» **Task description**: Without the images, write out all of the following entries exactly.

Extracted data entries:
──────────
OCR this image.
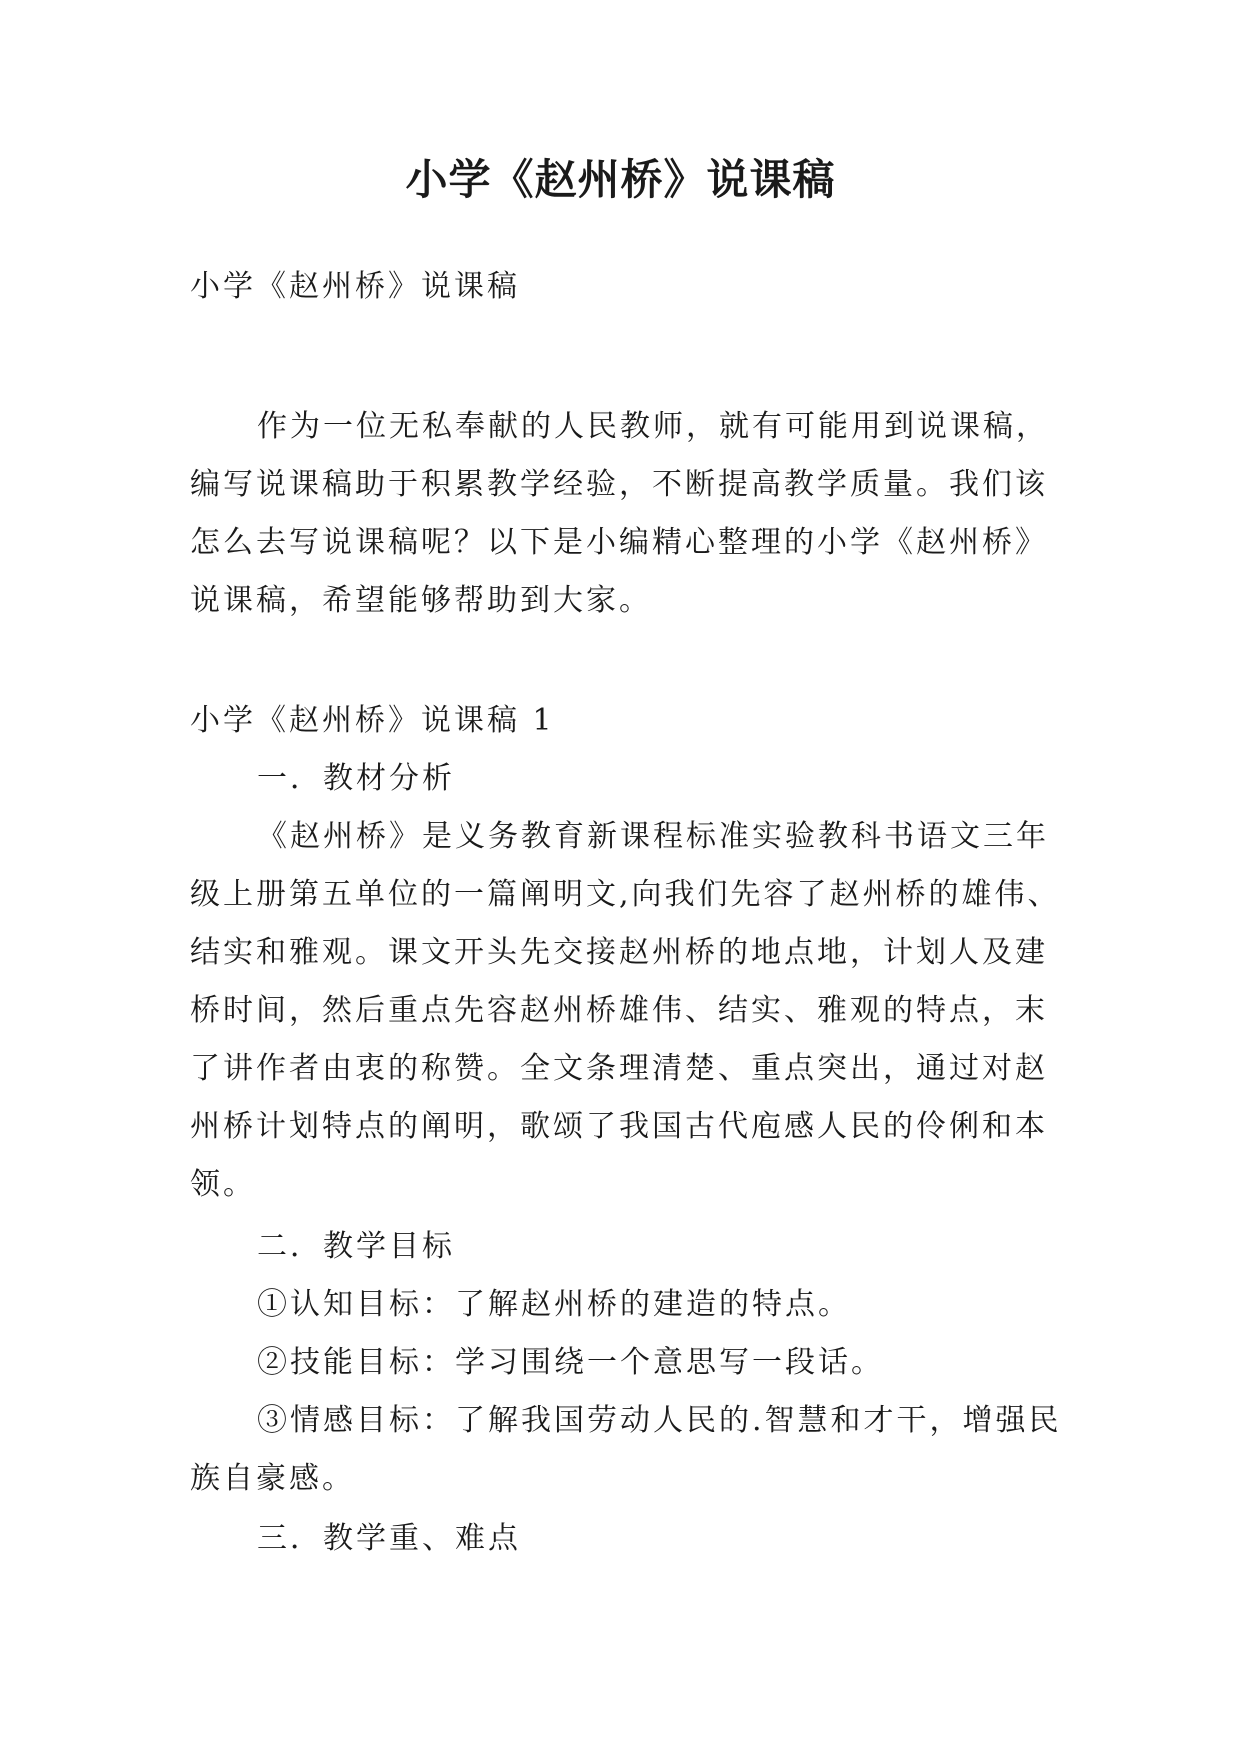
小学《赵州桥》说课稿

小学《赵州桥》说课稿

作为一位无私奉献的人民教师，就有可能用到说课稿，编写说课稿助于积累教学经验，不断提高教学质量。我们该怎么去写说课稿呢？以下是小编精心整理的小学《赵州桥》说课稿，希望能够帮助到大家。

小学《赵州桥》说课稿 1

一．教材分析

《赵州桥》是义务教育新课程标准实验教科书语文三年级上册第五单位的一篇阐明文,向我们先容了赵州桥的雄伟、结实和雅观。课文开头先交接赵州桥的地点地，计划人及建桥时间，然后重点先容赵州桥雄伟、结实、雅观的特点，末了讲作者由衷的称赞。全文条理清楚、重点突出，通过对赵州桥计划特点的阐明，歌颂了我国古代庖感人民的伶俐和本领。

二．教学目标

①认知目标：了解赵州桥的建造的特点。

②技能目标：学习围绕一个意思写一段话。

③情感目标：了解我国劳动人民的.智慧和才干，增强民族自豪感。

三．教学重、难点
──────────
» **Answer to the problem**:
OCR this image.
小学《赵州桥》说课稿

小学《赵州桥》说课稿

作为一位无私奉献的人民教师，就有可能用到说课稿，编写说课稿助于积累教学经验，不断提高教学质量。我们该怎么去写说课稿呢？以下是小编精心整理的小学《赵州桥》说课稿，希望能够帮助到大家。

小学《赵州桥》说课稿 1

一．教材分析

《赵州桥》是义务教育新课程标准实验教科书语文三年级上册第五单位的一篇阐明文,向我们先容了赵州桥的雄伟、结实和雅观。课文开头先交接赵州桥的地点地，计划人及建桥时间，然后重点先容赵州桥雄伟、结实、雅观的特点，末了讲作者由衷的称赞。全文条理清楚、重点突出，通过对赵州桥计划特点的阐明，歌颂了我国古代庖感人民的伶俐和本领。

二．教学目标

①认知目标：了解赵州桥的建造的特点。

②技能目标：学习围绕一个意思写一段话。

③情感目标：了解我国劳动人民的.智慧和才干，增强民族自豪感。

三．教学重、难点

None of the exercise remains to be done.